**Document extract**
@strayalive
Ehh... have you ever looked up MAL ratings for the "romance" tag? There's an overwhelming number of tearjerkers at the top; stuff like Clannad, Your Lie in April, I Want to Eat Your Pancreas, etc. And Makoto Shinkai has made a career out of scenes of longing (between two people who barely know each other, mind you) against the backdrop of an immaculately rendered golden hour sky.
@protectmomo
I don't find any kind of categorisation where "tragedy" and "romance" are exclusive categories to be useful in any way at all. I'd suggest that tragedy is on a dichotomy only with comedy; and that no matter where a story falls on the sliding scale of tragedy/comedy it can be romantic or it can be something else in addition.
As I keep saying, it really depends on how you define "romance." Romance as a genre has a specific set of tropes/expectations/"rules," including a happily ever after (among other things). These rules are not necessarily ironclad, but they are the overwhelming standard. But obviously any type of narrative can have a romance as a part of it -- call this romance as a "tag," like on MAL.

Records from a data collection
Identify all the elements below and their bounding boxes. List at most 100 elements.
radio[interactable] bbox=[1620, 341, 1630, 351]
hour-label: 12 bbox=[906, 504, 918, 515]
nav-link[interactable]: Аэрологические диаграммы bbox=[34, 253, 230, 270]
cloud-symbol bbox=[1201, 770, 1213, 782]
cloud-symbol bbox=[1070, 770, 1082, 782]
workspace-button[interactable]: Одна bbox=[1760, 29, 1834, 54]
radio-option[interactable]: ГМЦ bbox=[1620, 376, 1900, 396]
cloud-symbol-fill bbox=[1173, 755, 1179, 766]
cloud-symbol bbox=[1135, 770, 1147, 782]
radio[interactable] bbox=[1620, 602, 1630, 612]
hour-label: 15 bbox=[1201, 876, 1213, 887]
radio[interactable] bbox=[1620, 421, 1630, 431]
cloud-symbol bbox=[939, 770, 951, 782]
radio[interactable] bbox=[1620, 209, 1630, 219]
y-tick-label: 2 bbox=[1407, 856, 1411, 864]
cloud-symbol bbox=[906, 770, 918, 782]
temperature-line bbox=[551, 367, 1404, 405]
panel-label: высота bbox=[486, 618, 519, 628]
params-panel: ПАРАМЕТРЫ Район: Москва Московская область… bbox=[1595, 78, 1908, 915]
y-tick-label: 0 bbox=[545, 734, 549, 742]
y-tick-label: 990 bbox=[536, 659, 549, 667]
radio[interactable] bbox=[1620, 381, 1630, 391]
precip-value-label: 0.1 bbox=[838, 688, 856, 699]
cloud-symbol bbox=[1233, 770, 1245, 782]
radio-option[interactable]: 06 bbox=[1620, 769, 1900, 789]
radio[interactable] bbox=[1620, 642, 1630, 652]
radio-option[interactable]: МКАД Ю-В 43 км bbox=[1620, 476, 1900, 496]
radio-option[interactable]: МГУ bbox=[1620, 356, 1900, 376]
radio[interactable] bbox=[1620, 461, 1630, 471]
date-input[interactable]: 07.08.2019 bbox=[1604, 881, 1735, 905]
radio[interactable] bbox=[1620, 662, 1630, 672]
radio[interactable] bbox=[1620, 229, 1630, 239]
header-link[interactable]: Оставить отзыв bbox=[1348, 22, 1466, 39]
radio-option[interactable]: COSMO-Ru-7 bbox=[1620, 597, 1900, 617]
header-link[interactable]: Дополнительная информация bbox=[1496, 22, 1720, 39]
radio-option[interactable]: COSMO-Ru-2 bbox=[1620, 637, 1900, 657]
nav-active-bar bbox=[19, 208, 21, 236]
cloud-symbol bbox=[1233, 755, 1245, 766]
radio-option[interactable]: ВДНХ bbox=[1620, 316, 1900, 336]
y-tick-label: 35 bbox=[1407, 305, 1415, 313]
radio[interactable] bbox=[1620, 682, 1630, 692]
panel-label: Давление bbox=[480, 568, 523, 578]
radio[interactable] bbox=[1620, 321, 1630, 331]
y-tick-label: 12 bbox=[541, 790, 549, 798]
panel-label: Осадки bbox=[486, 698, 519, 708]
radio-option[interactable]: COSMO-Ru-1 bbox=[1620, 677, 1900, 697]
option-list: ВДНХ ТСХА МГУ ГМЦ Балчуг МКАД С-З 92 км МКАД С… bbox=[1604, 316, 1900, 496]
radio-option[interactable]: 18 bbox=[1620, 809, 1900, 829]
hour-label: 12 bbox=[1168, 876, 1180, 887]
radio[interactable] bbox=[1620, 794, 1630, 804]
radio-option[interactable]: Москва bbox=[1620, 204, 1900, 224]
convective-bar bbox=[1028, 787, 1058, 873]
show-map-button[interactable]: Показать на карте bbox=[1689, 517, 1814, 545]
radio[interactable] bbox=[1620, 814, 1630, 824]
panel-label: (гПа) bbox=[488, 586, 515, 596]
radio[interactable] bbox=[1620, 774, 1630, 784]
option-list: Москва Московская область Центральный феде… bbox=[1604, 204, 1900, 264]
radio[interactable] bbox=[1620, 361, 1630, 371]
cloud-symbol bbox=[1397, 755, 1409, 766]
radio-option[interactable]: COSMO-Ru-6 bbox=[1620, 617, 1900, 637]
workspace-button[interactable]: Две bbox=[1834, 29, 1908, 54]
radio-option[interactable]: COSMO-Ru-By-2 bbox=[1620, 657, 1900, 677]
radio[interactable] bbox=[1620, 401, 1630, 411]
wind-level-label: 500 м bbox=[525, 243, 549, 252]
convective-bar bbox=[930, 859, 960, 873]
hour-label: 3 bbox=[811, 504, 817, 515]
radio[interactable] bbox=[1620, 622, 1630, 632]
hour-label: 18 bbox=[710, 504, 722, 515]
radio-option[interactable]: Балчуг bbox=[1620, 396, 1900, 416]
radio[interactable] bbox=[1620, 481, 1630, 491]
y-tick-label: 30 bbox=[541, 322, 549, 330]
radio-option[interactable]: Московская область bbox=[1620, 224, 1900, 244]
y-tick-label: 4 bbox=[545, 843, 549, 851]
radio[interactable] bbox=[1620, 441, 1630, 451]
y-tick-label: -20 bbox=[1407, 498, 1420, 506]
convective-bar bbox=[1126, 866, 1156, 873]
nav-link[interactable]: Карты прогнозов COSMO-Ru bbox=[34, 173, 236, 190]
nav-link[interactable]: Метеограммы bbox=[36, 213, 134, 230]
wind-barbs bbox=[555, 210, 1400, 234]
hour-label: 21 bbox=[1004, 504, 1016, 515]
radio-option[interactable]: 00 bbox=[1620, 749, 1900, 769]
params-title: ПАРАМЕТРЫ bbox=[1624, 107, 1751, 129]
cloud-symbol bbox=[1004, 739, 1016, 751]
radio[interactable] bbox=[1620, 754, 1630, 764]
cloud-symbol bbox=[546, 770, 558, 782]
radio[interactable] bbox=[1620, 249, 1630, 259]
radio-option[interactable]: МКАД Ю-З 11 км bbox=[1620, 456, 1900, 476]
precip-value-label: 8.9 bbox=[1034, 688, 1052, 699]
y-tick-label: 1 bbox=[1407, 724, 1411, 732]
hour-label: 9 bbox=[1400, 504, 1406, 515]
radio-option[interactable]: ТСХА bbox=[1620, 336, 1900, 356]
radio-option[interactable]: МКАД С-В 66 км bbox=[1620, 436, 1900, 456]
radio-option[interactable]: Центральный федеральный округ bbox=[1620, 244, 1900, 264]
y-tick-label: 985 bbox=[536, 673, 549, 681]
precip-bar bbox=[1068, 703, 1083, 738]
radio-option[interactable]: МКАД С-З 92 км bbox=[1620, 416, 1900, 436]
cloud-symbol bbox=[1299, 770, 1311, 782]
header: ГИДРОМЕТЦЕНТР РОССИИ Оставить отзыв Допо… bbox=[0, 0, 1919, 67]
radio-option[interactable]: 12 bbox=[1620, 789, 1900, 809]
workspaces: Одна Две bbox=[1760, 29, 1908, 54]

**Goal of the exercise**
Continue the discussion about romance and tragedy in anime from where it stops. These rows were taken from a different source than the text.

**Response to the exercise**
The reason I bring this up is that "yuri" is a romance subgenre. When people set out to write a yuri manga (or novel or whatever), they largely have romance genre tropes to fall back on. And as @Licentious Lantern says, romance tropes exist for a reason; the "will they/won't they" dynamic provides an inherent tension and a clear goal that automatically makes audiences invest in it. (Manga like Nisekoi and Rent-A-Girlfriend can persist literally only on that for hundreds of chapters...)
Also, this doesn't affect the larger point, but Clannad absolutely has a "happily ever after" ending.
There's a third path, where you both have an established couple, have an "ideal" relationship, and still have tension/conflict: by not making the story entirely about romance. That's what I want to see, and as of yet don't think I've ever seen it in a single anime.
I also would absolutely love to see more of this. The problem is that almost every anime -- frankly almost every piece of media -- with a gay main character is a "gay romance" first and foremost. I can think of almost no works of narrative art with an LGBT protagonist that aren't fundamentally about their love life. There are several reasons for this I'm sure, but the biggest is probably that (due to homophobia) studios and investors are afraid they'll lose a large part of their audience if they have a gay main character in an otherwise "mainstream" work. "Yuri" and "yaoi" are specific genres with their own built-in audience, even if it's a smaller audience than for het romances (especially for yuri). But if you're aiming at a more broad, mainstream audience, the funders are going to be terrified of scaring off the homophobes. Disney cancelling The Owl House is a case in point here.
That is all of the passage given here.